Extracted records

== == ==

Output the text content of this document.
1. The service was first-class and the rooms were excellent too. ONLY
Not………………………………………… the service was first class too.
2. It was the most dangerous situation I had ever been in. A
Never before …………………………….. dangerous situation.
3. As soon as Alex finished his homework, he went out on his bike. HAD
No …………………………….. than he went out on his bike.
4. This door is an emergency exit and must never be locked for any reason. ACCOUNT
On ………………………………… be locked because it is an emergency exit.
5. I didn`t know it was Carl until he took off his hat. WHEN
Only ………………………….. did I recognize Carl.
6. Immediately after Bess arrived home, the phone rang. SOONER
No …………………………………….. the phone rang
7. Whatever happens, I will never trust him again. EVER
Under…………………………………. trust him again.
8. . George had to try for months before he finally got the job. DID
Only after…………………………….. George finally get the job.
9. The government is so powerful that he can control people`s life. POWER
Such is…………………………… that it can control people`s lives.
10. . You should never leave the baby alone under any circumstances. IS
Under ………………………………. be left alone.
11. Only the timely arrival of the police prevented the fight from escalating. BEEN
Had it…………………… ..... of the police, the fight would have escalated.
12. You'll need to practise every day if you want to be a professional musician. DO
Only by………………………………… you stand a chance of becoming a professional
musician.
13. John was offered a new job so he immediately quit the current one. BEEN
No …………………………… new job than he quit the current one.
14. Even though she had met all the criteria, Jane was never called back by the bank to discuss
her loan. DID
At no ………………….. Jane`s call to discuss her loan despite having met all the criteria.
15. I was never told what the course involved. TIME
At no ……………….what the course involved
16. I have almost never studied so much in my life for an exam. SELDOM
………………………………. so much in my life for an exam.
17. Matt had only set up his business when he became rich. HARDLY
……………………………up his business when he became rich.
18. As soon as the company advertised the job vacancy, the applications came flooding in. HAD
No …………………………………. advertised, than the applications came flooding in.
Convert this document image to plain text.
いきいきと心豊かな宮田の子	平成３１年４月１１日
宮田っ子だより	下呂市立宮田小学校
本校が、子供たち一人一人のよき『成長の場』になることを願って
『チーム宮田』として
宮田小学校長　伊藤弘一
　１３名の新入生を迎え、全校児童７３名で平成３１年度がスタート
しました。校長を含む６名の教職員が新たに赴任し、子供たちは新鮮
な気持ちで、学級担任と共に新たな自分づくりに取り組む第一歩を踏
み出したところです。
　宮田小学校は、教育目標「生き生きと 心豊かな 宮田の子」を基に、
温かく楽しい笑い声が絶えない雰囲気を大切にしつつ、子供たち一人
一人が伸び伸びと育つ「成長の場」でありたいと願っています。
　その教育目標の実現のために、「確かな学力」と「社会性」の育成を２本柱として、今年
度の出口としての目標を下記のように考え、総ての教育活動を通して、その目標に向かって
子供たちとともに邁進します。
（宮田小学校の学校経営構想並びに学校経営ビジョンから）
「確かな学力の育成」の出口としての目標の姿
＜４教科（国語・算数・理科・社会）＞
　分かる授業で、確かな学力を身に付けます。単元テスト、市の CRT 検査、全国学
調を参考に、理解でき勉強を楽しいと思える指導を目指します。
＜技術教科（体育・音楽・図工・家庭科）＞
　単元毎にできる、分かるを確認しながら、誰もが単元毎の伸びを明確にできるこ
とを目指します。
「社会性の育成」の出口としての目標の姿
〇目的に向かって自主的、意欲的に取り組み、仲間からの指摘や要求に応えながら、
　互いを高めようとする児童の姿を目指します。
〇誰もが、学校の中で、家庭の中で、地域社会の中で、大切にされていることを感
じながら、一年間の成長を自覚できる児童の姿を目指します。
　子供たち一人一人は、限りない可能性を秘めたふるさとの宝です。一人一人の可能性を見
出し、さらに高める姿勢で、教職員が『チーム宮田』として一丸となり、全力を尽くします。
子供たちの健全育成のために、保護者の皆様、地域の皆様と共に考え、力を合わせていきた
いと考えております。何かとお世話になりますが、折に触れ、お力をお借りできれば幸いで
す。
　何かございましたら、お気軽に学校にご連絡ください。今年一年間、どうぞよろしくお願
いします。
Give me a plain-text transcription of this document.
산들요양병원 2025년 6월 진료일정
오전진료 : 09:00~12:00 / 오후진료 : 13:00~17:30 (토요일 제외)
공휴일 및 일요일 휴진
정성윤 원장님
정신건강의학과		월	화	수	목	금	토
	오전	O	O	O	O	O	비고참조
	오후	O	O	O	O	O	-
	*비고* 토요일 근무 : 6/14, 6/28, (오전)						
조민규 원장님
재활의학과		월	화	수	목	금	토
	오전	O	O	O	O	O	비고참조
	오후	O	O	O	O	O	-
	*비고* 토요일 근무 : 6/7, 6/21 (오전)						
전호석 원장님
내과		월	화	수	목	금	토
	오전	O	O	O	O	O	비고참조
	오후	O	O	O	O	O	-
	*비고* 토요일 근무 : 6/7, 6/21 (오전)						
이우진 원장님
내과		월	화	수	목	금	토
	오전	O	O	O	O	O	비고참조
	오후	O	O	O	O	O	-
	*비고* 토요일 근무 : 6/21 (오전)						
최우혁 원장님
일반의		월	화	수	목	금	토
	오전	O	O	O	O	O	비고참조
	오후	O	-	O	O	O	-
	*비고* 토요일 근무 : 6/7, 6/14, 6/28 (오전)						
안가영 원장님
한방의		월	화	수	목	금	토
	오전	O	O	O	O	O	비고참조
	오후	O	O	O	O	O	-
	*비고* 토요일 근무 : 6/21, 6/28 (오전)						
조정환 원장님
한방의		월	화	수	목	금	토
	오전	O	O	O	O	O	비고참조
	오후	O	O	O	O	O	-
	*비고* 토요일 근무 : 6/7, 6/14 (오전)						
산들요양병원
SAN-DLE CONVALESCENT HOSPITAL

== == ==

--- Task goal ---
Look over the listing above. Pick out and copy every line that includes "loan".

--- Answer for this exercise ---
her loan. DID
At no ………………….. Jane`s call to discuss her loan despite having met all the criteria.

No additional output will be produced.